_Dataset records_.
----
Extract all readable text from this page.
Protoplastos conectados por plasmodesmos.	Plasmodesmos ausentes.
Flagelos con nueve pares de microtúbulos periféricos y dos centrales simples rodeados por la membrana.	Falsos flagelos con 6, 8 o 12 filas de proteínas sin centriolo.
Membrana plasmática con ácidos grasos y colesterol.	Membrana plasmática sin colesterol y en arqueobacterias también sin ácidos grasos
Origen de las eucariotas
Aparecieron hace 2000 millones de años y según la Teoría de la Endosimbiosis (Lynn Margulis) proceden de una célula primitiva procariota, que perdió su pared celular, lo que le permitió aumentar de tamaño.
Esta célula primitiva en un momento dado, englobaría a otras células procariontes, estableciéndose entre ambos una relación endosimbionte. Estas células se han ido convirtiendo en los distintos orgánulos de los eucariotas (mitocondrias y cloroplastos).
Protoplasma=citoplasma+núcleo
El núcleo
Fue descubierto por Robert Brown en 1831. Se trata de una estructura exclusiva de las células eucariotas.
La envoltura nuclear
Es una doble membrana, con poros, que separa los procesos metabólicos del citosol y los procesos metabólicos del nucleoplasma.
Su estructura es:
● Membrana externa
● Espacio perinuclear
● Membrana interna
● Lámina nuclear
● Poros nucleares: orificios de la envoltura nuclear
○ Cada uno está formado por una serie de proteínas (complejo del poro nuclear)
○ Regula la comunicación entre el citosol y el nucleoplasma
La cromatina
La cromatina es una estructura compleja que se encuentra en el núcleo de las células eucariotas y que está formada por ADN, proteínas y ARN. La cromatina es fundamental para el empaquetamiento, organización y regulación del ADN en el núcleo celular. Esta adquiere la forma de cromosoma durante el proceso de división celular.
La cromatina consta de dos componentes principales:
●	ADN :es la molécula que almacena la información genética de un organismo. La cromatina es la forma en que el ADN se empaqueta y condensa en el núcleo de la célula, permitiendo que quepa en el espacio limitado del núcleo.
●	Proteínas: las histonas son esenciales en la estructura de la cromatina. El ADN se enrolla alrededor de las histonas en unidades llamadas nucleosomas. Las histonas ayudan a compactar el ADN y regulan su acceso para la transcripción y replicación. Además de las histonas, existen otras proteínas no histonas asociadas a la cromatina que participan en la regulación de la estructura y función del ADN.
----
_Problem details_.
Nothing may be left out: return each entry exactly as it reads.

_Answer space_.
Extract all readable text from this page.
Protoplastos conectados por plasmodesmos.	Plasmodesmos ausentes.
Flagelos con nueve pares de microtúbulos periféricos y dos centrales simples rodeados por la membrana.	Falsos flagelos con 6, 8 o 12 filas de proteínas sin centriolo.
Membrana plasmática con ácidos grasos y colesterol.	Membrana plasmática sin colesterol y en arqueobacterias también sin ácidos grasos
Origen de las eucariotas
Aparecieron hace 2000 millones de años y según la Teoría de la Endosimbiosis (Lynn Margulis) proceden de una célula primitiva procariota, que perdió su pared celular, lo que le permitió aumentar de tamaño.
Esta célula primitiva en un momento dado, englobaría a otras células procariontes, estableciéndose entre ambos una relación endosimbionte. Estas células se han ido convirtiendo en los distintos orgánulos de los eucariotas (mitocondrias y cloroplastos).
Protoplasma=citoplasma+núcleo
El núcleo
Fue descubierto por Robert Brown en 1831. Se trata de una estructura exclusiva de las células eucariotas.
La envoltura nuclear
Es una doble membrana, con poros, que separa los procesos metabólicos del citosol y los procesos metabólicos del nucleoplasma.
Su estructura es:
● Membrana externa
● Espacio perinuclear
● Membrana interna
● Lámina nuclear
● Poros nucleares: orificios de la envoltura nuclear
○ Cada uno está formado por una serie de proteínas (complejo del poro nuclear)
○ Regula la comunicación entre el citosol y el nucleoplasma
La cromatina
La cromatina es una estructura compleja que se encuentra en el núcleo de las células eucariotas y que está formada por ADN, proteínas y ARN. La cromatina es fundamental para el empaquetamiento, organización y regulación del ADN en el núcleo celular. Esta adquiere la forma de cromosoma durante el proceso de división celular.
La cromatina consta de dos componentes principales:
●	ADN :es la molécula que almacena la información genética de un organismo. La cromatina es la forma en que el ADN se empaqueta y condensa en el núcleo de la célula, permitiendo que quepa en el espacio limitado del núcleo.
●	Proteínas: las histonas son esenciales en la estructura de la cromatina. El ADN se enrolla alrededor de las histonas en unidades llamadas nucleosomas. Las histonas ayudan a compactar el ADN y regulan su acceso para la transcripción y replicación. Además de las histonas, existen otras proteínas no histonas asociadas a la cromatina que participan en la regulación de la estructura y función del ADN.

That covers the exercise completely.